• **EXTRACTED INFORMATION**

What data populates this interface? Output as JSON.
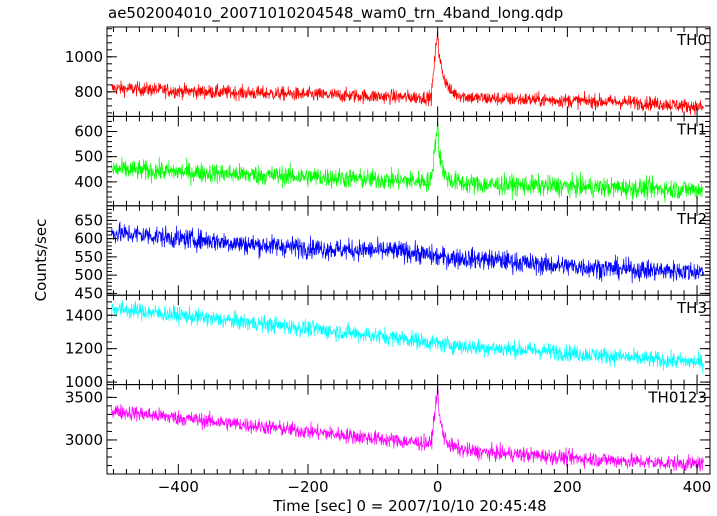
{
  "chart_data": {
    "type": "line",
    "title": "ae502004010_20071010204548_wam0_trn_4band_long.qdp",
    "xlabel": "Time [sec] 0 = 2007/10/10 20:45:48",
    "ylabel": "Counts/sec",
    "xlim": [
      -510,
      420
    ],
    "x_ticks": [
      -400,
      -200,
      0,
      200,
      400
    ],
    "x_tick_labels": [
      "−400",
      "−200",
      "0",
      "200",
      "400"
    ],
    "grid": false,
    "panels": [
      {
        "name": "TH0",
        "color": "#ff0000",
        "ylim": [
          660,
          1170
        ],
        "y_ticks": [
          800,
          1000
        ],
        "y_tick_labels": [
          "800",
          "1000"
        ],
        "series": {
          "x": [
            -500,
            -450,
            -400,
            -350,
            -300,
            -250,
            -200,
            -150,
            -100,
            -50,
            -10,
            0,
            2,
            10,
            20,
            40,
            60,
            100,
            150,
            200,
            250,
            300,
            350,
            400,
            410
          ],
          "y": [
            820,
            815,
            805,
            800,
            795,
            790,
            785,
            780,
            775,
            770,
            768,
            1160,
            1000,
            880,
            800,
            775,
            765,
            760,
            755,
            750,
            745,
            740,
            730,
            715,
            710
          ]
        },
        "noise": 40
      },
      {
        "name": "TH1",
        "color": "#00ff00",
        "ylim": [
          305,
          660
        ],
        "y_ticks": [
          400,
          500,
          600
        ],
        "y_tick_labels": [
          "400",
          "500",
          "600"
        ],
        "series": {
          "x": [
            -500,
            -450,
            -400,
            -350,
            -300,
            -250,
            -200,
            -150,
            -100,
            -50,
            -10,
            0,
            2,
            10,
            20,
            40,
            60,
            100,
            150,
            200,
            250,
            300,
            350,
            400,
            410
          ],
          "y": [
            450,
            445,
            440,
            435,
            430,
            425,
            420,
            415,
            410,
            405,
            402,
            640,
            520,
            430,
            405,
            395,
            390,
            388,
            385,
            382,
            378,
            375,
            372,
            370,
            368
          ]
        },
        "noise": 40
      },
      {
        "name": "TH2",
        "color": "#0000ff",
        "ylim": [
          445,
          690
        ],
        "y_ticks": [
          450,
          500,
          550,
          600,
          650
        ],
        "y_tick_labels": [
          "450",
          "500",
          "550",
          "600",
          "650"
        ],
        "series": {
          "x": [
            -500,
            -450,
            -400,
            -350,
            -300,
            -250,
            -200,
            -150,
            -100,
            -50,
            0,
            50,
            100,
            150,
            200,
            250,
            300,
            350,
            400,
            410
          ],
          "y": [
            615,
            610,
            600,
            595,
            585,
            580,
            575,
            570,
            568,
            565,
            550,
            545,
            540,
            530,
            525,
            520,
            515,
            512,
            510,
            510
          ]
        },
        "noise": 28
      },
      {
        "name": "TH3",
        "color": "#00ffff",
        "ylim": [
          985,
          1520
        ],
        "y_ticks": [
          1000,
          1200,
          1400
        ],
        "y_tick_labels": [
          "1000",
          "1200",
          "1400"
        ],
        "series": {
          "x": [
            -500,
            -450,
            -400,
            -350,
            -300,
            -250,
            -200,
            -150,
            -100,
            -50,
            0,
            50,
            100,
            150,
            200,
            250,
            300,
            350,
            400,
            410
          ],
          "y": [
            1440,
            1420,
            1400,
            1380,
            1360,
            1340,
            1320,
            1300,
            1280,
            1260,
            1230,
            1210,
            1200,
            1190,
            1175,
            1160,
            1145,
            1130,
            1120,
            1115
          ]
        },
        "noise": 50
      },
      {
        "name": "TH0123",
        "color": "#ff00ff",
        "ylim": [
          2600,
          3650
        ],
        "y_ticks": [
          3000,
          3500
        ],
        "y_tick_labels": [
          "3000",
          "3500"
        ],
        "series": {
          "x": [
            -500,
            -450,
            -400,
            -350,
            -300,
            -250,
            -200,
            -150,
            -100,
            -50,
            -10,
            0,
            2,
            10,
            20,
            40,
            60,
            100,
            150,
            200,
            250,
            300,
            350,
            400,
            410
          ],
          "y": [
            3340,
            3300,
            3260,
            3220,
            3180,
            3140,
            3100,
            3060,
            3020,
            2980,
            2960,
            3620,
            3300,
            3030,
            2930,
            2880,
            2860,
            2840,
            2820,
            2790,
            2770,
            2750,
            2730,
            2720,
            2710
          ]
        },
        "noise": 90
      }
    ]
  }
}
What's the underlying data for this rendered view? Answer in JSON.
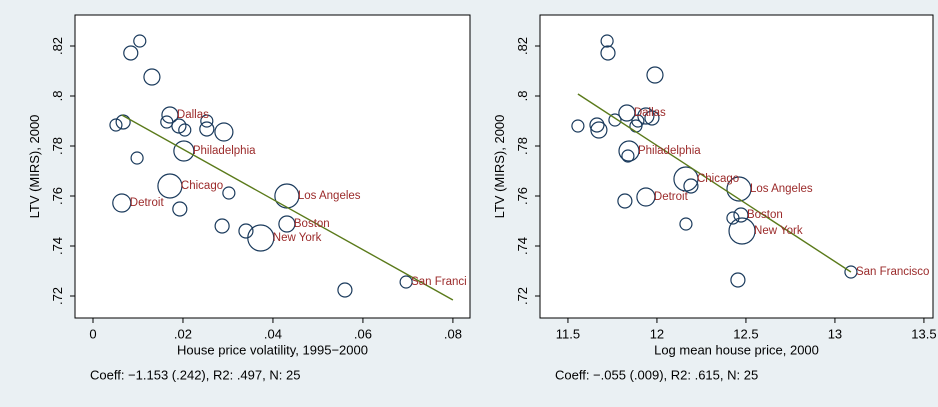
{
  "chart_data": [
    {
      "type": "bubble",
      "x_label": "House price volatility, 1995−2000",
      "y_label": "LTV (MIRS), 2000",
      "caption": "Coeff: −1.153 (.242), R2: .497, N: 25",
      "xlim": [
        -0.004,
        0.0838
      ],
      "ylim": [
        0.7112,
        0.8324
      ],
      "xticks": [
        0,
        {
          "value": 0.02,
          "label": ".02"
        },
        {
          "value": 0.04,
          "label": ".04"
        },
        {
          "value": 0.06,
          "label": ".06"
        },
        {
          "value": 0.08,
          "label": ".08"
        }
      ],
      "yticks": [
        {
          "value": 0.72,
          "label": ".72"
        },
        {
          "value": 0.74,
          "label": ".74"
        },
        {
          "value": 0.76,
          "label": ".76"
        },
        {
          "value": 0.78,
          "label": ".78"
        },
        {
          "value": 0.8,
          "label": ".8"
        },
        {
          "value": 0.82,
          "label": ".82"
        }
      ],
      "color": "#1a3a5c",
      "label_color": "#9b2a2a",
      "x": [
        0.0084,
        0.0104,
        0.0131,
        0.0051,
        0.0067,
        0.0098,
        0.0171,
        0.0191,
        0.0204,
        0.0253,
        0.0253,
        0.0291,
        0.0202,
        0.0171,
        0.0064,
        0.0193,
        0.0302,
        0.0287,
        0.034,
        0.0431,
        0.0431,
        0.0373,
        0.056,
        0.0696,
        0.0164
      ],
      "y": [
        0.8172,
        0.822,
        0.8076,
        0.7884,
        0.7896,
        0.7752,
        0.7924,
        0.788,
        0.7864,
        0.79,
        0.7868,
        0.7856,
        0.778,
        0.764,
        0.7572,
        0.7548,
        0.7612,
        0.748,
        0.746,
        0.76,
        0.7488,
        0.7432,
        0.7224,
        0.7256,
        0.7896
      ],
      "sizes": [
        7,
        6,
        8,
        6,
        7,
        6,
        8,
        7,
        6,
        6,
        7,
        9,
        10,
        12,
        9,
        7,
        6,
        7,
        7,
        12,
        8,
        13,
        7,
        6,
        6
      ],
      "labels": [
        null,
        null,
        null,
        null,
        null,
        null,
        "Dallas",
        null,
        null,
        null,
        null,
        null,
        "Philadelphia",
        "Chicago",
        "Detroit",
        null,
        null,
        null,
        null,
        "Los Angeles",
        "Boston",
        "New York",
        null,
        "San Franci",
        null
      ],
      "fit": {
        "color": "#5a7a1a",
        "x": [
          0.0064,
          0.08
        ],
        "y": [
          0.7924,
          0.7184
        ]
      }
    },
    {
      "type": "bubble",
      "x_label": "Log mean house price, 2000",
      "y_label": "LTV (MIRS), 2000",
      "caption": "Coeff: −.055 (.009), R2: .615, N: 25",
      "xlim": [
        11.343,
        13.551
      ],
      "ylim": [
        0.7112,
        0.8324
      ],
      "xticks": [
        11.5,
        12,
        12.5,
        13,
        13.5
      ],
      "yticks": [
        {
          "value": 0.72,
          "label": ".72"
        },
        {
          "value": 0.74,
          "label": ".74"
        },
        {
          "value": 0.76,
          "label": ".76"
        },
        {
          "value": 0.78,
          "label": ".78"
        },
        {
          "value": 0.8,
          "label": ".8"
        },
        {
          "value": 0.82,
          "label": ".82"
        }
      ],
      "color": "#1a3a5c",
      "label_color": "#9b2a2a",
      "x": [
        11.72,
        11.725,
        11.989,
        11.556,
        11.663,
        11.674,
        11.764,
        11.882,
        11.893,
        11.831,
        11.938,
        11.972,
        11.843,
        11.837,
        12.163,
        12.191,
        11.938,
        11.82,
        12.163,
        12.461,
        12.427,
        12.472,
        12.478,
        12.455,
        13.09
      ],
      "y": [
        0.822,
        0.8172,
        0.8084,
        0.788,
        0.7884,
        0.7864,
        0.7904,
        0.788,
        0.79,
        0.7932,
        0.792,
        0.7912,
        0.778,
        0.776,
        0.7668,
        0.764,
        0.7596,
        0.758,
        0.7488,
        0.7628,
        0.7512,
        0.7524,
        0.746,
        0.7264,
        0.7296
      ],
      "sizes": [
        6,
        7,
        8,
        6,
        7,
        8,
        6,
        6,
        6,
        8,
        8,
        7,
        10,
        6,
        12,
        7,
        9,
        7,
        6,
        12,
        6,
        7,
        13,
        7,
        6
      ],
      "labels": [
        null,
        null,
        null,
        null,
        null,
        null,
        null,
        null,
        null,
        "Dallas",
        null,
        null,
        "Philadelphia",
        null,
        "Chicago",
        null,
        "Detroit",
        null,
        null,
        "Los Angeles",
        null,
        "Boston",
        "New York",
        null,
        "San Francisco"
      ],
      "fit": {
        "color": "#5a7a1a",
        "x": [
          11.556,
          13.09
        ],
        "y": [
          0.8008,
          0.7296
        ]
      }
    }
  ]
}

---

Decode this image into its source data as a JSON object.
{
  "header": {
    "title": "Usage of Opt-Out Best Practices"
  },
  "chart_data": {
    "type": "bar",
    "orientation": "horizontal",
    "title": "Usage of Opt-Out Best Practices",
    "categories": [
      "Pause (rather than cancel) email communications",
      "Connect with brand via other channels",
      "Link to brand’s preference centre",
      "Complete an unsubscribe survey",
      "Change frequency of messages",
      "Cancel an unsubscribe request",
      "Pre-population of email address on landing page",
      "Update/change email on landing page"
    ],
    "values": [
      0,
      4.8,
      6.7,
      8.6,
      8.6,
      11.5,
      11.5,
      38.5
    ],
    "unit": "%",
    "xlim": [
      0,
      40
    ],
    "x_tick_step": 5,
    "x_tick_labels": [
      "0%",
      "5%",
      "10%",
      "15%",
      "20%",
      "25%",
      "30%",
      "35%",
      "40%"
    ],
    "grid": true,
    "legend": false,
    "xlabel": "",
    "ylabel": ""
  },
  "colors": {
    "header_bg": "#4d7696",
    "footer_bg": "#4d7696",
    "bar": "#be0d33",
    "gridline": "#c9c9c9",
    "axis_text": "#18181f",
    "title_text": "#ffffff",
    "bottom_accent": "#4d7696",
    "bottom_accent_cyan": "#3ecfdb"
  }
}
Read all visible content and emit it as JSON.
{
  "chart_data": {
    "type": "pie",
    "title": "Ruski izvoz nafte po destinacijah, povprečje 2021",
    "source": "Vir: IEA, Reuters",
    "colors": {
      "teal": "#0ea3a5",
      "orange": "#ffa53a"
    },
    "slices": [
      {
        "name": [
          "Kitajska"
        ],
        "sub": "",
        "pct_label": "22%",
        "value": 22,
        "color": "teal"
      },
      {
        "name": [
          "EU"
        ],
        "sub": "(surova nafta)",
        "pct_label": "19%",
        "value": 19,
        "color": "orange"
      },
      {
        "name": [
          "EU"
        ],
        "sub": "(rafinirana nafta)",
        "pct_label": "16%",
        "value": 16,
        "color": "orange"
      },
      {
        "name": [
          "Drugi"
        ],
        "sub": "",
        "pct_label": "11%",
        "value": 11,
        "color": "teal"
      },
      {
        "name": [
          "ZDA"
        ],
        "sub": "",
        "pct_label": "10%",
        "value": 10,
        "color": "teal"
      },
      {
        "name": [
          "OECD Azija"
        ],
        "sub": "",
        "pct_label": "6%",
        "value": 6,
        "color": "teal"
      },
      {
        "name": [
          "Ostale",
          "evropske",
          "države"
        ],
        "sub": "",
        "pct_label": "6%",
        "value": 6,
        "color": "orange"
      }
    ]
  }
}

• **WRITTEN PROBLEM**
Pull out each line of the entries that contains "Practices".

• **RESULT BELOW**
    "title": "Usage of Opt-Out Best Practices"
    "title": "Usage of Opt-Out Best Practices",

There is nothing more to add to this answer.